### EXERCISE TASK:
Rewrite the lines below, changing every "nav-label" to "nav-caption" and leaving everything else as it is.

### MATERIAL PROVIDED:
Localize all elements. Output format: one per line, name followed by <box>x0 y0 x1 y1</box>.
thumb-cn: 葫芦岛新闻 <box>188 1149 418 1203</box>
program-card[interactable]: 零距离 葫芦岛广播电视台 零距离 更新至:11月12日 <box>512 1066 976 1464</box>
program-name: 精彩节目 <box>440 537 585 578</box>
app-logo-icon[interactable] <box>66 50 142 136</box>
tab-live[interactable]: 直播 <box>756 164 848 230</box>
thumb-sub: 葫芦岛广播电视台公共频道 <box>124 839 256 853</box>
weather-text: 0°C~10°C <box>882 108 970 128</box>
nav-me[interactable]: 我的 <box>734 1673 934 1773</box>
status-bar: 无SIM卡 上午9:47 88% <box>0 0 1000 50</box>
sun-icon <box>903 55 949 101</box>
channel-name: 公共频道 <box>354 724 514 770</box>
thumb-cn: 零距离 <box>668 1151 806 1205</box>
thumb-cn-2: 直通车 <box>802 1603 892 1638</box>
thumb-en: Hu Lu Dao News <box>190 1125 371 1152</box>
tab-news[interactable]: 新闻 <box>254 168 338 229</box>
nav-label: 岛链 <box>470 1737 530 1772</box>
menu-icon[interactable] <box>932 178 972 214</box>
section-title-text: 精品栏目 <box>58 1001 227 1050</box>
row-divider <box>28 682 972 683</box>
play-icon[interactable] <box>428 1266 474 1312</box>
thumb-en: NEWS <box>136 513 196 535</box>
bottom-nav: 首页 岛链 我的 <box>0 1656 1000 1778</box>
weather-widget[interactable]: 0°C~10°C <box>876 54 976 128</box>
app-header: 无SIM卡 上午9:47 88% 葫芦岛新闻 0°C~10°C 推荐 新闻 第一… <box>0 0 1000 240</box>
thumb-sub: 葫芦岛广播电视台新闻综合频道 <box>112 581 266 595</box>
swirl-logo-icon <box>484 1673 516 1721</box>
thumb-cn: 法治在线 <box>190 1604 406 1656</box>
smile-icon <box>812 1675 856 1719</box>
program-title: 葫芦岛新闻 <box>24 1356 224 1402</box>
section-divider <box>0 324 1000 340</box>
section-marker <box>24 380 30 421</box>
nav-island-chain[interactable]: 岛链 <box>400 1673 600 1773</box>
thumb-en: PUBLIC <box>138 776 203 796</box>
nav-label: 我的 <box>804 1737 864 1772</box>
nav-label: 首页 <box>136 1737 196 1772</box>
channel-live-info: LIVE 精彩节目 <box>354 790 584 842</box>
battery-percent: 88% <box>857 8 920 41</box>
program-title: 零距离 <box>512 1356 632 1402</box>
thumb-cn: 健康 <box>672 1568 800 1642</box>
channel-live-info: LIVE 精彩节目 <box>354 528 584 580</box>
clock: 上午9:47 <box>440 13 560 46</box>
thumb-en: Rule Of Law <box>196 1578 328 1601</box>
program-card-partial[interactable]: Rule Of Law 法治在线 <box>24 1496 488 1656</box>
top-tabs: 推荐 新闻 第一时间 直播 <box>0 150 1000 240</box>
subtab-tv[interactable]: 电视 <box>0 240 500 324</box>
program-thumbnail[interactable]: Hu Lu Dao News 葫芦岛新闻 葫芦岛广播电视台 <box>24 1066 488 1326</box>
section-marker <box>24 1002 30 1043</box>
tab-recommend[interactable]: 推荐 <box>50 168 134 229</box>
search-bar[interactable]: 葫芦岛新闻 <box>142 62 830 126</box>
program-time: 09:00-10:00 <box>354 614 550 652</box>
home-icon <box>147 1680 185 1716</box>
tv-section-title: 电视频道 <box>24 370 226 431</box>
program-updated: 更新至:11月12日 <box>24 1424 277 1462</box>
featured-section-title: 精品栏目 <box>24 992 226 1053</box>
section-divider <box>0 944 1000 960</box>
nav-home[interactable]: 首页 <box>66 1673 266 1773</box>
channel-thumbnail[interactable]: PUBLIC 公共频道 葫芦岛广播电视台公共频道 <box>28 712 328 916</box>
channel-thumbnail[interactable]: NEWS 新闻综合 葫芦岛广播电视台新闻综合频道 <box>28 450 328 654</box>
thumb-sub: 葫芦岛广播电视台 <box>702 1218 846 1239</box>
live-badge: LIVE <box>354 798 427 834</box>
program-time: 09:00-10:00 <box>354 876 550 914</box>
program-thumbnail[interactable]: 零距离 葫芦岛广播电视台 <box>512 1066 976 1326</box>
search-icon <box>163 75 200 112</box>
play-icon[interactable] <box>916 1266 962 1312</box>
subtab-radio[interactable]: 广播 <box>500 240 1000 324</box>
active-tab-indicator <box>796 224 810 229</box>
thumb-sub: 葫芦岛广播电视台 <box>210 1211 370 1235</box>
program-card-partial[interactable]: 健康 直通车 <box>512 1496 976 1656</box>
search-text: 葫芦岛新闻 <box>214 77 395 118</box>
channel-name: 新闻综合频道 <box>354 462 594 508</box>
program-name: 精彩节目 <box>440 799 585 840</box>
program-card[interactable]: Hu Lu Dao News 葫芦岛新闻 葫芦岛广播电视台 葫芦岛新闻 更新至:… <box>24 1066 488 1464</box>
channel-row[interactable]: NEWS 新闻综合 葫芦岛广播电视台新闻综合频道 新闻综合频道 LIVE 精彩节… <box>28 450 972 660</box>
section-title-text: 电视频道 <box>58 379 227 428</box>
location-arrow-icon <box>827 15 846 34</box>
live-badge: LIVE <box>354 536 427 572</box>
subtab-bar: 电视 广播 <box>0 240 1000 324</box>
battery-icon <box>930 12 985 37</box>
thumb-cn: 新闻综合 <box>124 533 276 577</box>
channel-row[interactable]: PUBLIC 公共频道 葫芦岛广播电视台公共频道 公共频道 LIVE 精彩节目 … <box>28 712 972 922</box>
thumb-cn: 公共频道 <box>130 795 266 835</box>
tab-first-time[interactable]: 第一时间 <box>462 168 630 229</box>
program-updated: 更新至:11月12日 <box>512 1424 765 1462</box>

### RESPONSE FOR THIS EXERCISE:
Localize all elements. Output format: one per line, name followed by <box>x0 y0 x1 y1</box>.
thumb-cn: 葫芦岛新闻 <box>188 1149 418 1203</box>
program-card[interactable]: 零距离 葫芦岛广播电视台 零距离 更新至:11月12日 <box>512 1066 976 1464</box>
program-name: 精彩节目 <box>440 537 585 578</box>
app-logo-icon[interactable] <box>66 50 142 136</box>
tab-live[interactable]: 直播 <box>756 164 848 230</box>
thumb-sub: 葫芦岛广播电视台公共频道 <box>124 839 256 853</box>
weather-text: 0°C~10°C <box>882 108 970 128</box>
nav-me[interactable]: 我的 <box>734 1673 934 1773</box>
status-bar: 无SIM卡 上午9:47 88% <box>0 0 1000 50</box>
sun-icon <box>903 55 949 101</box>
channel-name: 公共频道 <box>354 724 514 770</box>
thumb-cn: 零距离 <box>668 1151 806 1205</box>
thumb-cn-2: 直通车 <box>802 1603 892 1638</box>
thumb-en: Hu Lu Dao News <box>190 1125 371 1152</box>
tab-news[interactable]: 新闻 <box>254 168 338 229</box>
nav-caption: 岛链 <box>470 1737 530 1772</box>
menu-icon[interactable] <box>932 178 972 214</box>
section-title-text: 精品栏目 <box>58 1001 227 1050</box>
row-divider <box>28 682 972 683</box>
play-icon[interactable] <box>428 1266 474 1312</box>
thumb-en: NEWS <box>136 513 196 535</box>
bottom-nav: 首页 岛链 我的 <box>0 1656 1000 1778</box>
weather-widget[interactable]: 0°C~10°C <box>876 54 976 128</box>
app-header: 无SIM卡 上午9:47 88% 葫芦岛新闻 0°C~10°C 推荐 新闻 第一… <box>0 0 1000 240</box>
thumb-sub: 葫芦岛广播电视台新闻综合频道 <box>112 581 266 595</box>
swirl-logo-icon <box>484 1673 516 1721</box>
thumb-cn: 法治在线 <box>190 1604 406 1656</box>
smile-icon <box>812 1675 856 1719</box>
program-title: 葫芦岛新闻 <box>24 1356 224 1402</box>
section-divider <box>0 324 1000 340</box>
section-marker <box>24 380 30 421</box>
nav-island-chain[interactable]: 岛链 <box>400 1673 600 1773</box>
thumb-en: PUBLIC <box>138 776 203 796</box>
nav-caption: 我的 <box>804 1737 864 1772</box>
nav-caption: 首页 <box>136 1737 196 1772</box>
channel-live-info: LIVE 精彩节目 <box>354 790 584 842</box>
battery-percent: 88% <box>857 8 920 41</box>
program-title: 零距离 <box>512 1356 632 1402</box>
thumb-cn: 健康 <box>672 1568 800 1642</box>
channel-live-info: LIVE 精彩节目 <box>354 528 584 580</box>
clock: 上午9:47 <box>440 13 560 46</box>
thumb-en: Rule Of Law <box>196 1578 328 1601</box>
program-card-partial[interactable]: Rule Of Law 法治在线 <box>24 1496 488 1656</box>
top-tabs: 推荐 新闻 第一时间 直播 <box>0 150 1000 240</box>
subtab-tv[interactable]: 电视 <box>0 240 500 324</box>
program-thumbnail[interactable]: Hu Lu Dao News 葫芦岛新闻 葫芦岛广播电视台 <box>24 1066 488 1326</box>
section-marker <box>24 1002 30 1043</box>
tab-recommend[interactable]: 推荐 <box>50 168 134 229</box>
search-bar[interactable]: 葫芦岛新闻 <box>142 62 830 126</box>
program-time: 09:00-10:00 <box>354 614 550 652</box>
home-icon <box>147 1680 185 1716</box>
tv-section-title: 电视频道 <box>24 370 226 431</box>
program-updated: 更新至:11月12日 <box>24 1424 277 1462</box>
featured-section-title: 精品栏目 <box>24 992 226 1053</box>
section-divider <box>0 944 1000 960</box>
nav-home[interactable]: 首页 <box>66 1673 266 1773</box>
channel-thumbnail[interactable]: PUBLIC 公共频道 葫芦岛广播电视台公共频道 <box>28 712 328 916</box>
channel-thumbnail[interactable]: NEWS 新闻综合 葫芦岛广播电视台新闻综合频道 <box>28 450 328 654</box>
thumb-sub: 葫芦岛广播电视台 <box>702 1218 846 1239</box>
live-badge: LIVE <box>354 798 427 834</box>
program-time: 09:00-10:00 <box>354 876 550 914</box>
program-thumbnail[interactable]: 零距离 葫芦岛广播电视台 <box>512 1066 976 1326</box>
search-icon <box>163 75 200 112</box>
play-icon[interactable] <box>916 1266 962 1312</box>
subtab-radio[interactable]: 广播 <box>500 240 1000 324</box>
active-tab-indicator <box>796 224 810 229</box>
thumb-sub: 葫芦岛广播电视台 <box>210 1211 370 1235</box>
program-card-partial[interactable]: 健康 直通车 <box>512 1496 976 1656</box>
search-text: 葫芦岛新闻 <box>214 77 395 118</box>
channel-name: 新闻综合频道 <box>354 462 594 508</box>
program-name: 精彩节目 <box>440 799 585 840</box>
program-card[interactable]: Hu Lu Dao News 葫芦岛新闻 葫芦岛广播电视台 葫芦岛新闻 更新至:… <box>24 1066 488 1464</box>
channel-row[interactable]: NEWS 新闻综合 葫芦岛广播电视台新闻综合频道 新闻综合频道 LIVE 精彩节… <box>28 450 972 660</box>
section-title-text: 电视频道 <box>58 379 227 428</box>
location-arrow-icon <box>827 15 846 34</box>
live-badge: LIVE <box>354 536 427 572</box>
subtab-bar: 电视 广播 <box>0 240 1000 324</box>
battery-icon <box>930 12 985 37</box>
thumb-cn: 新闻综合 <box>124 533 276 577</box>
channel-row[interactable]: PUBLIC 公共频道 葫芦岛广播电视台公共频道 公共频道 LIVE 精彩节目 … <box>28 712 972 922</box>
thumb-cn: 公共频道 <box>130 795 266 835</box>
tab-first-time[interactable]: 第一时间 <box>462 168 630 229</box>
program-updated: 更新至:11月12日 <box>512 1424 765 1462</box>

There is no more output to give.